## SET PROBLEM
Give all of the lines again, with nothing added or dropped.

━━━ GIVEN DATA ━━━

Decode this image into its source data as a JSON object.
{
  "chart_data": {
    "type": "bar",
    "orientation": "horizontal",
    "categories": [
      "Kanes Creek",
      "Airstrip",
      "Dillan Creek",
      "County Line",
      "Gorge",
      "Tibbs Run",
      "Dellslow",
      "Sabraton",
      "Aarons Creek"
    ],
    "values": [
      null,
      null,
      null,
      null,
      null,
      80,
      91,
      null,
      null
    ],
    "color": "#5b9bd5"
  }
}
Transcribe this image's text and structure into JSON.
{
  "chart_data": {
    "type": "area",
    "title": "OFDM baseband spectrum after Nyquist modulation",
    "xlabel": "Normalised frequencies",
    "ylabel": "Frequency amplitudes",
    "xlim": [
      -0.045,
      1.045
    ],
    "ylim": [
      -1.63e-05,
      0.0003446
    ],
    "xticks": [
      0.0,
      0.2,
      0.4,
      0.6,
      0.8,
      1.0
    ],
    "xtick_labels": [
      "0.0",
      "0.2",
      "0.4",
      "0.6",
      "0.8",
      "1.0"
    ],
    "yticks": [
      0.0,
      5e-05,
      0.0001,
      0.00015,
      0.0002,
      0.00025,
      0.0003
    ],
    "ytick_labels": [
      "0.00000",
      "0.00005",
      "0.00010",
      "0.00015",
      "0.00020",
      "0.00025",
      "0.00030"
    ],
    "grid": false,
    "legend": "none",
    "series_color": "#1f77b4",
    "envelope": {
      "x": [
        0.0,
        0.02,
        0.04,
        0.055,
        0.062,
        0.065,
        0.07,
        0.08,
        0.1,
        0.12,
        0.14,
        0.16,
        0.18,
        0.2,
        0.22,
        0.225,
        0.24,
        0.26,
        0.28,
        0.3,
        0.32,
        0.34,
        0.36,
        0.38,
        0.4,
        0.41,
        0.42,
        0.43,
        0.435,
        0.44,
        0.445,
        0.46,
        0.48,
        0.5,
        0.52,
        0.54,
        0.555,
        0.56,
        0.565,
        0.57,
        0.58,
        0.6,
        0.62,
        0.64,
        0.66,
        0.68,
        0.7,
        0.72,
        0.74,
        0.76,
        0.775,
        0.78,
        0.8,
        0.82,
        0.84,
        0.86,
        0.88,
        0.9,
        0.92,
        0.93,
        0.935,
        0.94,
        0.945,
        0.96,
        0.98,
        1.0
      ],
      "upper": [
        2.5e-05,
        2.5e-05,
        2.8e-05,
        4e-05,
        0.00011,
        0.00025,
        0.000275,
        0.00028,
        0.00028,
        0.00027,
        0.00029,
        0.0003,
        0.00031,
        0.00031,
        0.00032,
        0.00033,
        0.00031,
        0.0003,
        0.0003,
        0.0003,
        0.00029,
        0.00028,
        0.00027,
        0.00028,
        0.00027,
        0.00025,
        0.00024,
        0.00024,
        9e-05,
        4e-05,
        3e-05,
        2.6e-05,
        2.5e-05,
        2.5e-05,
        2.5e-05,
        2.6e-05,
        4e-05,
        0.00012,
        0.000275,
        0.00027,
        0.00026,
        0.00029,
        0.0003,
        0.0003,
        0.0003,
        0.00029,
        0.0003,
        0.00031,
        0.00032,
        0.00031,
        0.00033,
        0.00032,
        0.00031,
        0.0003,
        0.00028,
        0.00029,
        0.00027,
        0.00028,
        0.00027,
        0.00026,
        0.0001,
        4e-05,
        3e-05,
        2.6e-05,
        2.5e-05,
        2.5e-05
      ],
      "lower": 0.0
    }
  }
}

━━━

## RESULT BELOW
Decode this image into its source data as a JSON object.
{
  "chart_data": {
    "type": "bar",
    "orientation": "horizontal",
    "categories": [
      "Kanes Creek",
      "Airstrip",
      "Dillan Creek",
      "County Line",
      "Gorge",
      "Tibbs Run",
      "Dellslow",
      "Sabraton",
      "Aarons Creek"
    ],
    "values": [
      null,
      null,
      null,
      null,
      null,
      80,
      91,
      null,
      null
    ],
    "color": "#5b9bd5"
  }
}
Transcribe this image's text and structure into JSON.
{
  "chart_data": {
    "type": "area",
    "title": "OFDM baseband spectrum after Nyquist modulation",
    "xlabel": "Normalised frequencies",
    "ylabel": "Frequency amplitudes",
    "xlim": [
      -0.045,
      1.045
    ],
    "ylim": [
      -1.63e-05,
      0.0003446
    ],
    "xticks": [
      0.0,
      0.2,
      0.4,
      0.6,
      0.8,
      1.0
    ],
    "xtick_labels": [
      "0.0",
      "0.2",
      "0.4",
      "0.6",
      "0.8",
      "1.0"
    ],
    "yticks": [
      0.0,
      5e-05,
      0.0001,
      0.00015,
      0.0002,
      0.00025,
      0.0003
    ],
    "ytick_labels": [
      "0.00000",
      "0.00005",
      "0.00010",
      "0.00015",
      "0.00020",
      "0.00025",
      "0.00030"
    ],
    "grid": false,
    "legend": "none",
    "series_color": "#1f77b4",
    "envelope": {
      "x": [
        0.0,
        0.02,
        0.04,
        0.055,
        0.062,
        0.065,
        0.07,
        0.08,
        0.1,
        0.12,
        0.14,
        0.16,
        0.18,
        0.2,
        0.22,
        0.225,
        0.24,
        0.26,
        0.28,
        0.3,
        0.32,
        0.34,
        0.36,
        0.38,
        0.4,
        0.41,
        0.42,
        0.43,
        0.435,
        0.44,
        0.445,
        0.46,
        0.48,
        0.5,
        0.52,
        0.54,
        0.555,
        0.56,
        0.565,
        0.57,
        0.58,
        0.6,
        0.62,
        0.64,
        0.66,
        0.68,
        0.7,
        0.72,
        0.74,
        0.76,
        0.775,
        0.78,
        0.8,
        0.82,
        0.84,
        0.86,
        0.88,
        0.9,
        0.92,
        0.93,
        0.935,
        0.94,
        0.945,
        0.96,
        0.98,
        1.0
      ],
      "upper": [
        2.5e-05,
        2.5e-05,
        2.8e-05,
        4e-05,
        0.00011,
        0.00025,
        0.000275,
        0.00028,
        0.00028,
        0.00027,
        0.00029,
        0.0003,
        0.00031,
        0.00031,
        0.00032,
        0.00033,
        0.00031,
        0.0003,
        0.0003,
        0.0003,
        0.00029,
        0.00028,
        0.00027,
        0.00028,
        0.00027,
        0.00025,
        0.00024,
        0.00024,
        9e-05,
        4e-05,
        3e-05,
        2.6e-05,
        2.5e-05,
        2.5e-05,
        2.5e-05,
        2.6e-05,
        4e-05,
        0.00012,
        0.000275,
        0.00027,
        0.00026,
        0.00029,
        0.0003,
        0.0003,
        0.0003,
        0.00029,
        0.0003,
        0.00031,
        0.00032,
        0.00031,
        0.00033,
        0.00032,
        0.00031,
        0.0003,
        0.00028,
        0.00029,
        0.00027,
        0.00028,
        0.00027,
        0.00026,
        0.0001,
        4e-05,
        3e-05,
        2.6e-05,
        2.5e-05,
        2.5e-05
      ],
      "lower": 0.0
    }
  }
}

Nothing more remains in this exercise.